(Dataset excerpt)
• • • •
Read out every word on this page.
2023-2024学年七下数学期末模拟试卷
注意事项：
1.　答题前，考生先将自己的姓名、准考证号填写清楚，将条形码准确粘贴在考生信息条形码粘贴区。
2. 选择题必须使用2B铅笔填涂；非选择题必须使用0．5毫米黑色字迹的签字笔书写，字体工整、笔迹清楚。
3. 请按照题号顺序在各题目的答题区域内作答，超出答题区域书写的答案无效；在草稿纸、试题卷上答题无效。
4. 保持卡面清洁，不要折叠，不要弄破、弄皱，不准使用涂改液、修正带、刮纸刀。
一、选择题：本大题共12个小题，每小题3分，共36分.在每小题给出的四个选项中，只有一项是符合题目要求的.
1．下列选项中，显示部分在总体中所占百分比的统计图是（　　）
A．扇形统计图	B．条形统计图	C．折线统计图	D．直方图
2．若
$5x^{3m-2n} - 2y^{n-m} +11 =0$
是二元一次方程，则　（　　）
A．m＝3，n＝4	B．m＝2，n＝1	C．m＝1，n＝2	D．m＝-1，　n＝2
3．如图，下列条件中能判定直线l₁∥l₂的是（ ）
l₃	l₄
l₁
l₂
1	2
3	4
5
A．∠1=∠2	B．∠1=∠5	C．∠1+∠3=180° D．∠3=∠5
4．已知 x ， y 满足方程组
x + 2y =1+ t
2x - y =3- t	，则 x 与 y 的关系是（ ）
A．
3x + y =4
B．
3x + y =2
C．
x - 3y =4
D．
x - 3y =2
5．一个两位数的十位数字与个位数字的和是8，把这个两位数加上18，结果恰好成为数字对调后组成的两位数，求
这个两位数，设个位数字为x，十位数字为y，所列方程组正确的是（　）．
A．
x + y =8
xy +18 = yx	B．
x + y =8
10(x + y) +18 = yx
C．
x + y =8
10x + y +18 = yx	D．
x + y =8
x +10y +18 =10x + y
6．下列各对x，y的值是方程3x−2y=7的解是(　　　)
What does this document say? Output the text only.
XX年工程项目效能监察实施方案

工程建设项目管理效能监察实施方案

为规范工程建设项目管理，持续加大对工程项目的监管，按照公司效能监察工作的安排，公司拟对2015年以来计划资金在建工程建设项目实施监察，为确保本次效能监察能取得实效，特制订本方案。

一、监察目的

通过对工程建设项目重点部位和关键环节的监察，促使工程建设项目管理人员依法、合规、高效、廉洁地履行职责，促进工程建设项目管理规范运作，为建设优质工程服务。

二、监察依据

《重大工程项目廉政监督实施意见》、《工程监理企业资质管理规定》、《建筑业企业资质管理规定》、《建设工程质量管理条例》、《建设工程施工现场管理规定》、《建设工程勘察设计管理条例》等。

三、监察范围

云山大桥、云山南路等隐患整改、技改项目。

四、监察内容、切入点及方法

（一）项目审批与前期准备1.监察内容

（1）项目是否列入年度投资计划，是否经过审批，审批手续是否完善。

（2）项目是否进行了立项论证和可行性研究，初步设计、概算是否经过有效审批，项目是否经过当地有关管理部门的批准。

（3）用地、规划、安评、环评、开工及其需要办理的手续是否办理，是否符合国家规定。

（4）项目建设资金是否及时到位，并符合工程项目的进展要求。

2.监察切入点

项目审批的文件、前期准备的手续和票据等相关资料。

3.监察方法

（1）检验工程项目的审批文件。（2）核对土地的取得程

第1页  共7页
• • • •
Reproduce only the lines from the line containing "What does this" to the last line of the material above, both of those lines included.

§ The response
What does this document say? Output the text only.
XX年工程项目效能监察实施方案

工程建设项目管理效能监察实施方案

为规范工程建设项目管理，持续加大对工程项目的监管，按照公司效能监察工作的安排，公司拟对2015年以来计划资金在建工程建设项目实施监察，为确保本次效能监察能取得实效，特制订本方案。

一、监察目的

通过对工程建设项目重点部位和关键环节的监察，促使工程建设项目管理人员依法、合规、高效、廉洁地履行职责，促进工程建设项目管理规范运作，为建设优质工程服务。

二、监察依据

《重大工程项目廉政监督实施意见》、《工程监理企业资质管理规定》、《建筑业企业资质管理规定》、《建设工程质量管理条例》、《建设工程施工现场管理规定》、《建设工程勘察设计管理条例》等。

三、监察范围

云山大桥、云山南路等隐患整改、技改项目。

四、监察内容、切入点及方法

（一）项目审批与前期准备1.监察内容

（1）项目是否列入年度投资计划，是否经过审批，审批手续是否完善。

（2）项目是否进行了立项论证和可行性研究，初步设计、概算是否经过有效审批，项目是否经过当地有关管理部门的批准。

（3）用地、规划、安评、环评、开工及其需要办理的手续是否办理，是否符合国家规定。

（4）项目建设资金是否及时到位，并符合工程项目的进展要求。

2.监察切入点

项目审批的文件、前期准备的手续和票据等相关资料。

3.监察方法

（1）检验工程项目的审批文件。（2）核对土地的取得程

第1页  共7页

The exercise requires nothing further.